* _Objective_
Copy out each line below exactly as it appears.

***** Records to process

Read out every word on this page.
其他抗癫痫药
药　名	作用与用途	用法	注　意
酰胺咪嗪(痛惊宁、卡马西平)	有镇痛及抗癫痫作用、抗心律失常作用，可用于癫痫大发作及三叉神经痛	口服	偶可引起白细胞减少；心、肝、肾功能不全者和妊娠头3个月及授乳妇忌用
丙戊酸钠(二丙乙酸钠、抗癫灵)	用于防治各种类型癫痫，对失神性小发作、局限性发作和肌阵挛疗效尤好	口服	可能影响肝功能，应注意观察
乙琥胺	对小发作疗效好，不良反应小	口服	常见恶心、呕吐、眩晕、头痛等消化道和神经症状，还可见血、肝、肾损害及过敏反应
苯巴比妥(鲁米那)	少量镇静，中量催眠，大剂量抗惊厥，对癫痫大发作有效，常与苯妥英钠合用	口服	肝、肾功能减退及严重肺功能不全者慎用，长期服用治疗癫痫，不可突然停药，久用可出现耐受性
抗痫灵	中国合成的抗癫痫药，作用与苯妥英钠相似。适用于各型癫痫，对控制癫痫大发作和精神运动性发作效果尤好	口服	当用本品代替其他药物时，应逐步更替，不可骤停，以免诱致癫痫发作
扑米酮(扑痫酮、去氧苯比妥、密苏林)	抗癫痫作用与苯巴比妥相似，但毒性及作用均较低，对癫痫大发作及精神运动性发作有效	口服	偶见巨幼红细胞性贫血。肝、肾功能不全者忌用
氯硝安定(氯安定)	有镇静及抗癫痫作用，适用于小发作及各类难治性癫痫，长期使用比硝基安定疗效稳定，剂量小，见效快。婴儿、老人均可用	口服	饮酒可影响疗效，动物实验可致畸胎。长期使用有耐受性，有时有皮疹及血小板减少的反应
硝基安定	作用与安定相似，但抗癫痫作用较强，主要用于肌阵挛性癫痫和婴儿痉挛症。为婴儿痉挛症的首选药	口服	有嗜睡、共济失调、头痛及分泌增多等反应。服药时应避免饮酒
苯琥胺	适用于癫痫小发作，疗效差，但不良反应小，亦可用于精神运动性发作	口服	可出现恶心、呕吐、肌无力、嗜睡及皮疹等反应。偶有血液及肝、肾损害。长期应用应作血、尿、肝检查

**********

* _Task answer_
Read out every word on this page.
其他抗癫痫药
药　名	作用与用途	用法	注　意
酰胺咪嗪(痛惊宁、卡马西平)	有镇痛及抗癫痫作用、抗心律失常作用，可用于癫痫大发作及三叉神经痛	口服	偶可引起白细胞减少；心、肝、肾功能不全者和妊娠头3个月及授乳妇忌用
丙戊酸钠(二丙乙酸钠、抗癫灵)	用于防治各种类型癫痫，对失神性小发作、局限性发作和肌阵挛疗效尤好	口服	可能影响肝功能，应注意观察
乙琥胺	对小发作疗效好，不良反应小	口服	常见恶心、呕吐、眩晕、头痛等消化道和神经症状，还可见血、肝、肾损害及过敏反应
苯巴比妥(鲁米那)	少量镇静，中量催眠，大剂量抗惊厥，对癫痫大发作有效，常与苯妥英钠合用	口服	肝、肾功能减退及严重肺功能不全者慎用，长期服用治疗癫痫，不可突然停药，久用可出现耐受性
抗痫灵	中国合成的抗癫痫药，作用与苯妥英钠相似。适用于各型癫痫，对控制癫痫大发作和精神运动性发作效果尤好	口服	当用本品代替其他药物时，应逐步更替，不可骤停，以免诱致癫痫发作
扑米酮(扑痫酮、去氧苯比妥、密苏林)	抗癫痫作用与苯巴比妥相似，但毒性及作用均较低，对癫痫大发作及精神运动性发作有效	口服	偶见巨幼红细胞性贫血。肝、肾功能不全者忌用
氯硝安定(氯安定)	有镇静及抗癫痫作用，适用于小发作及各类难治性癫痫，长期使用比硝基安定疗效稳定，剂量小，见效快。婴儿、老人均可用	口服	饮酒可影响疗效，动物实验可致畸胎。长期使用有耐受性，有时有皮疹及血小板减少的反应
硝基安定	作用与安定相似，但抗癫痫作用较强，主要用于肌阵挛性癫痫和婴儿痉挛症。为婴儿痉挛症的首选药	口服	有嗜睡、共济失调、头痛及分泌增多等反应。服药时应避免饮酒
苯琥胺	适用于癫痫小发作，疗效差，但不良反应小，亦可用于精神运动性发作	口服	可出现恶心、呕吐、肌无力、嗜睡及皮疹等反应。偶有血液及肝、肾损害。长期应用应作血、尿、肝检查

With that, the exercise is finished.